_Task prompt_
Each entry below is to be printed verbatim.

_Material to process_
--- START ---
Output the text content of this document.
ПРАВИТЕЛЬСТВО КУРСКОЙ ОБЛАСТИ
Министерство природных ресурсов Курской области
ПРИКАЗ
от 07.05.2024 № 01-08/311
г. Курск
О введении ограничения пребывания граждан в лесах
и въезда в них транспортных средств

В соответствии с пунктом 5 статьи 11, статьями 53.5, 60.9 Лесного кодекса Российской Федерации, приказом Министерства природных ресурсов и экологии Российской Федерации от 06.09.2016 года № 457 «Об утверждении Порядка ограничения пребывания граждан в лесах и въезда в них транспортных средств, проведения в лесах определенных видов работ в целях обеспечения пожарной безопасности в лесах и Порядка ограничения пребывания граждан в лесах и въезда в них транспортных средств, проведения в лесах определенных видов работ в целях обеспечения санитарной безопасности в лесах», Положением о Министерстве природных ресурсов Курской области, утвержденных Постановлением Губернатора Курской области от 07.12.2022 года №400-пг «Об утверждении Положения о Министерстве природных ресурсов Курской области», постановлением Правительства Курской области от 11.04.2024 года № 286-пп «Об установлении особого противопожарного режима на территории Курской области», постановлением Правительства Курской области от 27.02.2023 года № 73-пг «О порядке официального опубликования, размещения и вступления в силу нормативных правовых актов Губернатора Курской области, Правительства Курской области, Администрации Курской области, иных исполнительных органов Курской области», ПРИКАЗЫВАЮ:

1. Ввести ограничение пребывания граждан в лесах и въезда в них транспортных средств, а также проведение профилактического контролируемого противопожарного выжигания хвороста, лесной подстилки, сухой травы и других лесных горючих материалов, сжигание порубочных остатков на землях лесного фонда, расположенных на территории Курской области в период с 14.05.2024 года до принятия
--- END ---
_Finished answer_
Output the text content of this document.
ПРАВИТЕЛЬСТВО КУРСКОЙ ОБЛАСТИ
Министерство природных ресурсов Курской области
ПРИКАЗ
от 07.05.2024 № 01-08/311
г. Курск
О введении ограничения пребывания граждан в лесах
и въезда в них транспортных средств

В соответствии с пунктом 5 статьи 11, статьями 53.5, 60.9 Лесного кодекса Российской Федерации, приказом Министерства природных ресурсов и экологии Российской Федерации от 06.09.2016 года № 457 «Об утверждении Порядка ограничения пребывания граждан в лесах и въезда в них транспортных средств, проведения в лесах определенных видов работ в целях обеспечения пожарной безопасности в лесах и Порядка ограничения пребывания граждан в лесах и въезда в них транспортных средств, проведения в лесах определенных видов работ в целях обеспечения санитарной безопасности в лесах», Положением о Министерстве природных ресурсов Курской области, утвержденных Постановлением Губернатора Курской области от 07.12.2022 года №400-пг «Об утверждении Положения о Министерстве природных ресурсов Курской области», постановлением Правительства Курской области от 11.04.2024 года № 286-пп «Об установлении особого противопожарного режима на территории Курской области», постановлением Правительства Курской области от 27.02.2023 года № 73-пг «О порядке официального опубликования, размещения и вступления в силу нормативных правовых актов Губернатора Курской области, Правительства Курской области, Администрации Курской области, иных исполнительных органов Курской области», ПРИКАЗЫВАЮ:

1. Ввести ограничение пребывания граждан в лесах и въезда в них транспортных средств, а также проведение профилактического контролируемого противопожарного выжигания хвороста, лесной подстилки, сухой травы и других лесных горючих материалов, сжигание порубочных остатков на землях лесного фонда, расположенных на территории Курской области в период с 14.05.2024 года до принятия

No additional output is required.